**THE TASK:** Could you rewrite the stretch of the listing from the line containing "Localize all elements." through the line containing "cell-qty: 34PM (655, 326, 683, 337)" as a two-column CSV with the headers instruction and output? Put each instruction and its answer on one row, each in a single quoted field with line breaks turned into spaces, and leave the pictures out.

**RECORDS PROVIDED:**
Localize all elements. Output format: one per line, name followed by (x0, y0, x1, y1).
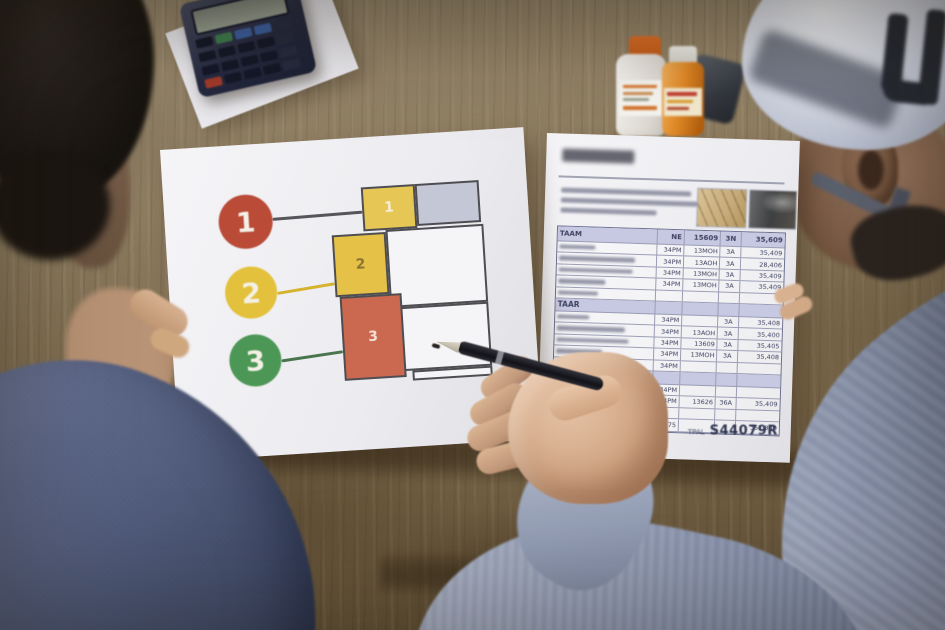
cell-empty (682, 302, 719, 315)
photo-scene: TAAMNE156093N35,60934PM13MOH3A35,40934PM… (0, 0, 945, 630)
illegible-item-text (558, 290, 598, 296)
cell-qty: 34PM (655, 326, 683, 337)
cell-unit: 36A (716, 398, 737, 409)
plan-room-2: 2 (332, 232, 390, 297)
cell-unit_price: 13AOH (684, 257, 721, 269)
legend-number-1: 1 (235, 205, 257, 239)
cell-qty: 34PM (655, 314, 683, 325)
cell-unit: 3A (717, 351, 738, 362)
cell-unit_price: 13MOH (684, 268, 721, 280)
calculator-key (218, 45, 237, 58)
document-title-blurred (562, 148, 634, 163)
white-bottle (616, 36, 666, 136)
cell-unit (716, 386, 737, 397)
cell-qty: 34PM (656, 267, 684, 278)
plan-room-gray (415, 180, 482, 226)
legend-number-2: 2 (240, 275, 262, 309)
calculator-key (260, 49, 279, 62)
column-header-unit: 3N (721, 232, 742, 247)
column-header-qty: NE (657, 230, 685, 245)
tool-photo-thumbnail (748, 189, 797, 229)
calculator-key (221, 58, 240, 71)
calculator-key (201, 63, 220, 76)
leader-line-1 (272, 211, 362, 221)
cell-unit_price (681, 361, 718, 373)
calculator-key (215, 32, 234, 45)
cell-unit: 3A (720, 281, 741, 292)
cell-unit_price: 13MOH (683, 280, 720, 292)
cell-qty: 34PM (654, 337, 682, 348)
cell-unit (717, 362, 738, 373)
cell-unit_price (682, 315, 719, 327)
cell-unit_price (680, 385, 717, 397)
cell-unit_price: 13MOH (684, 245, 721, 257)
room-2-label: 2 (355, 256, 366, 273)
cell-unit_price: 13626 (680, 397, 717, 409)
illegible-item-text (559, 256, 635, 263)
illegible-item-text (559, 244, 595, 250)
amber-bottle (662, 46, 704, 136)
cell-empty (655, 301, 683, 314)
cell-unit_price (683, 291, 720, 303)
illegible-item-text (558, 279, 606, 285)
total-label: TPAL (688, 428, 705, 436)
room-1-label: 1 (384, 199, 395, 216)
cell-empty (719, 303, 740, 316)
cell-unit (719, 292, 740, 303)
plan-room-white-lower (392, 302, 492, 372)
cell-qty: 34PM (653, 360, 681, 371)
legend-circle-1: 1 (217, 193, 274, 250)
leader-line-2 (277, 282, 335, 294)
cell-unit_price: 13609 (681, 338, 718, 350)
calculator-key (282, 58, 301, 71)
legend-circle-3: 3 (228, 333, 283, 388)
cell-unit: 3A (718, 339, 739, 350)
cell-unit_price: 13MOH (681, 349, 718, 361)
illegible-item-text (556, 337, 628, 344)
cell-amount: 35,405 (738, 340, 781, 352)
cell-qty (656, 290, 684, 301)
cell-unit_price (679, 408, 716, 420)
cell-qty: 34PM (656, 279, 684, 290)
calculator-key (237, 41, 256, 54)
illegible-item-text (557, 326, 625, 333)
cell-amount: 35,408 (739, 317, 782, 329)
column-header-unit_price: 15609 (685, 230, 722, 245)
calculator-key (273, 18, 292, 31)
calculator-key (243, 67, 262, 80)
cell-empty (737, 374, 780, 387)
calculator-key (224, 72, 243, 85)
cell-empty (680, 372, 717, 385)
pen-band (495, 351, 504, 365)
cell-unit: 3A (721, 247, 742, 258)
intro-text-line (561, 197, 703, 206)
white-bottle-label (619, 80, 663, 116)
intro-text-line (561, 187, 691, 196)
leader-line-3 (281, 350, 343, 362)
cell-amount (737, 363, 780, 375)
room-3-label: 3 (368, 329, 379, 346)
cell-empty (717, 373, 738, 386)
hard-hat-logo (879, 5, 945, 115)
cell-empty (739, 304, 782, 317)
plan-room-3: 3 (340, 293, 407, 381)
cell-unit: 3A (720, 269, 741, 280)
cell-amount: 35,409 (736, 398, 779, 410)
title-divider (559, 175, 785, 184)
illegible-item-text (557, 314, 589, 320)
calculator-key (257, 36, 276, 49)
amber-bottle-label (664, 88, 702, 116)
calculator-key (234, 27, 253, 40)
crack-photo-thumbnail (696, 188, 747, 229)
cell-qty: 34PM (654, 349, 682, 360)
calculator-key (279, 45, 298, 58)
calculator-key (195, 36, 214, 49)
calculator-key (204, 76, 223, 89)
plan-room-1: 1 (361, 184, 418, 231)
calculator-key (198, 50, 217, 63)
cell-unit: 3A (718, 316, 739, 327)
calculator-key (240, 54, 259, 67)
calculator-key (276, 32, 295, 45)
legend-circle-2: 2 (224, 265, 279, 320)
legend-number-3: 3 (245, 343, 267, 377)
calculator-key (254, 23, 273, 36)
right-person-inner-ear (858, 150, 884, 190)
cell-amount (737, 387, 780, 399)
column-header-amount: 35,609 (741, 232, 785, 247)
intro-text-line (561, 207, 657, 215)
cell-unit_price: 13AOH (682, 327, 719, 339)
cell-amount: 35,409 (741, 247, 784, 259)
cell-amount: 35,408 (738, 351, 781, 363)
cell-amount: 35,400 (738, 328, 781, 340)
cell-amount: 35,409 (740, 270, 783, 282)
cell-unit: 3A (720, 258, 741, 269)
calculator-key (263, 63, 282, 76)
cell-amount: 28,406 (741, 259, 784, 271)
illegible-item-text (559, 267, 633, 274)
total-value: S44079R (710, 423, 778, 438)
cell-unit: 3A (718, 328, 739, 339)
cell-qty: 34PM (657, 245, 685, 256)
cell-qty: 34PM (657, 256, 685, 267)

---

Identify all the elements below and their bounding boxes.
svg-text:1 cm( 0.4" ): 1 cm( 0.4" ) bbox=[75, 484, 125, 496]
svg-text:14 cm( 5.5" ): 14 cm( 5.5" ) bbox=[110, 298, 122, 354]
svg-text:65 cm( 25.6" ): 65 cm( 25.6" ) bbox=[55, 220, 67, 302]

**THE REPLY:**
instruction,output
"Localize all elements. Output format: one per line, name followed by (x0, y0, x1, y1).","cell-empty (682, 302, 719, 315) photo-scene: TAAMNE156093N35,60934PM13MOH3A35,40934PM… (0, 0, 945, 630) illegible-item-text (558, 290, 598, 296) cell-qty: 34PM (655, 326, 683, 337)"